# START OF Working data

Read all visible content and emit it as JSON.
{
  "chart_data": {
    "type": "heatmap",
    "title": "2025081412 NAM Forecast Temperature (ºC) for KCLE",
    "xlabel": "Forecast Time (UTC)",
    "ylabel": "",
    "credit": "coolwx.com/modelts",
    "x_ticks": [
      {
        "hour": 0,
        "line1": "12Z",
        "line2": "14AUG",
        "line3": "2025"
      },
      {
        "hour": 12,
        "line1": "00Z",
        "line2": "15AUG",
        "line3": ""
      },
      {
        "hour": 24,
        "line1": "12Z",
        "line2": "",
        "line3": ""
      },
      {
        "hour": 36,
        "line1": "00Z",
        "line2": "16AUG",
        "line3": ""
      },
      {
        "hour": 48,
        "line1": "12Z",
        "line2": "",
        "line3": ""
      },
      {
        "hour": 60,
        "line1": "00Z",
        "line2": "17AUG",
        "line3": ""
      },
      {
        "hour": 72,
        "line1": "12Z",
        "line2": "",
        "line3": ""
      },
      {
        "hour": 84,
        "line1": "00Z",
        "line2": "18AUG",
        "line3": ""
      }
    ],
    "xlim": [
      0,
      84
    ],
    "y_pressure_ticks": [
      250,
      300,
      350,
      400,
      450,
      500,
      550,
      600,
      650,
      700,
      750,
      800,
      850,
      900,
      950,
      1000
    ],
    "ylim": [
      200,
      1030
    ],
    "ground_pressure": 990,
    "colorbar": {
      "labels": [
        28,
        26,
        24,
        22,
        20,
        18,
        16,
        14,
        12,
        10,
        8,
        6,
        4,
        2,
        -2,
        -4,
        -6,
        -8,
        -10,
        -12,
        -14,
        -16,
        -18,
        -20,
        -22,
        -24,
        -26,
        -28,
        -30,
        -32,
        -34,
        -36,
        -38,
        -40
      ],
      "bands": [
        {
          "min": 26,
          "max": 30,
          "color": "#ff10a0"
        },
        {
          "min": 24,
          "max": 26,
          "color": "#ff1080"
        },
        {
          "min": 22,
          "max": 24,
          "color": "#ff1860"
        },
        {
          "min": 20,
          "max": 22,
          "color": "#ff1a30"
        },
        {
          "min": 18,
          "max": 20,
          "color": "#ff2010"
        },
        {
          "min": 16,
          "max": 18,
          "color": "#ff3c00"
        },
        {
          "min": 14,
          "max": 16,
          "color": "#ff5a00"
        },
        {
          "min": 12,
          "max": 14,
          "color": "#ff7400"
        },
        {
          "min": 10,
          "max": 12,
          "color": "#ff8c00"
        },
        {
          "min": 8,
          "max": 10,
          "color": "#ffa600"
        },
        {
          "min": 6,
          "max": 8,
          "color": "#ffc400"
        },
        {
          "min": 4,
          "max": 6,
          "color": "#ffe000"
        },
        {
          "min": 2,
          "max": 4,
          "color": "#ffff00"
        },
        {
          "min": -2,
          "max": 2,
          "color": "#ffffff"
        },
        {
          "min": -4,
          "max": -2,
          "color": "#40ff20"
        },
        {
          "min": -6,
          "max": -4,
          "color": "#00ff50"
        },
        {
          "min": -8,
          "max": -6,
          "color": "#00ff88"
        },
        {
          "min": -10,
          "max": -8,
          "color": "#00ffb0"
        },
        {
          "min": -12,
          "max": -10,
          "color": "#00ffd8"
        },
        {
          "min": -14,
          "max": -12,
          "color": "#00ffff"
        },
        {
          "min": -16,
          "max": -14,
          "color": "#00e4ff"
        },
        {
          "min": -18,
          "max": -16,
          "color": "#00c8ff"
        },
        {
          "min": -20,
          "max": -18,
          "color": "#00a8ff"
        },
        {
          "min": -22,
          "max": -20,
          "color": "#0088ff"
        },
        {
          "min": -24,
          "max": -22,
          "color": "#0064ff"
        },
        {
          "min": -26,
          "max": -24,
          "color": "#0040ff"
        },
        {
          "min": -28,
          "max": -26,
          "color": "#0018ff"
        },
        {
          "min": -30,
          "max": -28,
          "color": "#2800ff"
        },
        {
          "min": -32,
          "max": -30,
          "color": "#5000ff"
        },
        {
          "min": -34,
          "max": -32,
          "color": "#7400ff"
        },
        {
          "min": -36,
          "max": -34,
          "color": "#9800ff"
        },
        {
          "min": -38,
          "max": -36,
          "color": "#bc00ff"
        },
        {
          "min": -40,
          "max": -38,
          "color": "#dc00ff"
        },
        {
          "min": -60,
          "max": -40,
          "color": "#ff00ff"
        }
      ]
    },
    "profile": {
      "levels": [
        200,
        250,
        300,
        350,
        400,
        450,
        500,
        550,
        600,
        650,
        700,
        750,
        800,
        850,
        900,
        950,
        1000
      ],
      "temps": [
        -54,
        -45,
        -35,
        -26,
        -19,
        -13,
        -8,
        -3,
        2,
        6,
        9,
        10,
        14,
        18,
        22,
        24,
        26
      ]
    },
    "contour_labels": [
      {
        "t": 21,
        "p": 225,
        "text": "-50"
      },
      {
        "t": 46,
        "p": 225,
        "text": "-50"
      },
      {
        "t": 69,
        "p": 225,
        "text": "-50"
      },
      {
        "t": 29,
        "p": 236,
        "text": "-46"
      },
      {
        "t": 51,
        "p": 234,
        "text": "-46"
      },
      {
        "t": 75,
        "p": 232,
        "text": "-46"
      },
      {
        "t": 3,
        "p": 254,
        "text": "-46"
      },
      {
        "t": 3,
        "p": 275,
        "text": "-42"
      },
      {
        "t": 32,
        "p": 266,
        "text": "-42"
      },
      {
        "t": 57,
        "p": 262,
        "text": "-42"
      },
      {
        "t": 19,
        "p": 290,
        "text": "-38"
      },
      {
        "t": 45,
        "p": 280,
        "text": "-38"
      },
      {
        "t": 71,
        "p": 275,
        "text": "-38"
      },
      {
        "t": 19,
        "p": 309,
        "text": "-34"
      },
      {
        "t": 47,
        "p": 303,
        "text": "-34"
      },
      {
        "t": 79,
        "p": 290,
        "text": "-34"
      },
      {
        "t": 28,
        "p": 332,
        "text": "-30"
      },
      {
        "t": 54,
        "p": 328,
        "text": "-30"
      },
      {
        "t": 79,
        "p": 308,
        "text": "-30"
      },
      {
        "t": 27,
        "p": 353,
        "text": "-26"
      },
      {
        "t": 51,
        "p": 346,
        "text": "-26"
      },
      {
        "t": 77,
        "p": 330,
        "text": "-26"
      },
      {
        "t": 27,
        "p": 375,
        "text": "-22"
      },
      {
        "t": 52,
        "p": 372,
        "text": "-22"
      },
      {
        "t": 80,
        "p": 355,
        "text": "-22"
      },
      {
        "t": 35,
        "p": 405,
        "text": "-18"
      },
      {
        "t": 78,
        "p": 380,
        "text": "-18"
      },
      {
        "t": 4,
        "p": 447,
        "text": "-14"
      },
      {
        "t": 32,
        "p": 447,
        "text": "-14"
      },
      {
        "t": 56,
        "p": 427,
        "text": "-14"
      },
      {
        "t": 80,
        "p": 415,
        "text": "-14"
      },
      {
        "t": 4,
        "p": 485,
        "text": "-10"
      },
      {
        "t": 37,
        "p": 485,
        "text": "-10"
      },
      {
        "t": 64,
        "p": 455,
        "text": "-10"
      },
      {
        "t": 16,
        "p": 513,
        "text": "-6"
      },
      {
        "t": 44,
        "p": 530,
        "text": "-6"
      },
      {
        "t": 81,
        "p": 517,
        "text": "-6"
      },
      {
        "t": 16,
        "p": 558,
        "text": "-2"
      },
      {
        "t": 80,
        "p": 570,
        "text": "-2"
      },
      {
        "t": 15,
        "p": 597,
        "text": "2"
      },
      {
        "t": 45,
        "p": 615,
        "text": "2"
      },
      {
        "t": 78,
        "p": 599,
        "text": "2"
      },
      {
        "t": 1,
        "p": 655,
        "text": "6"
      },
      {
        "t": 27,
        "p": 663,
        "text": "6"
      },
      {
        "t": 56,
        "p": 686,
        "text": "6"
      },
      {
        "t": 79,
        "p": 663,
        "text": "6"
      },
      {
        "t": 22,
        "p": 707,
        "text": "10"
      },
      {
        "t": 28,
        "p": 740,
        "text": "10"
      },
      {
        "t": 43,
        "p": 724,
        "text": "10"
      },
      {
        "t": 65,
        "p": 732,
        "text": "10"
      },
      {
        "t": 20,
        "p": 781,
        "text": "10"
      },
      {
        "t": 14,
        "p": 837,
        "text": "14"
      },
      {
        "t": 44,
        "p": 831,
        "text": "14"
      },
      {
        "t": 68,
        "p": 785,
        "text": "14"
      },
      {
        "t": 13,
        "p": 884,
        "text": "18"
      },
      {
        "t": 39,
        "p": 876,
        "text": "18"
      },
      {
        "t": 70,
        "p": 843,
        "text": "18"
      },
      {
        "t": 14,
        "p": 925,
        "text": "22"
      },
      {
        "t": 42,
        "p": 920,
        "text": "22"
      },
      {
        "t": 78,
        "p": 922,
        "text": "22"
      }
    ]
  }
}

# END OF Working data

**Problem to work on**
Point out every line holding the string "Forecast" and copy it.

**Answer to this exercise**
    "title": "2025081412 NAM Forecast Temperature (ºC) for KCLE",
    "xlabel": "Forecast Time (UTC)",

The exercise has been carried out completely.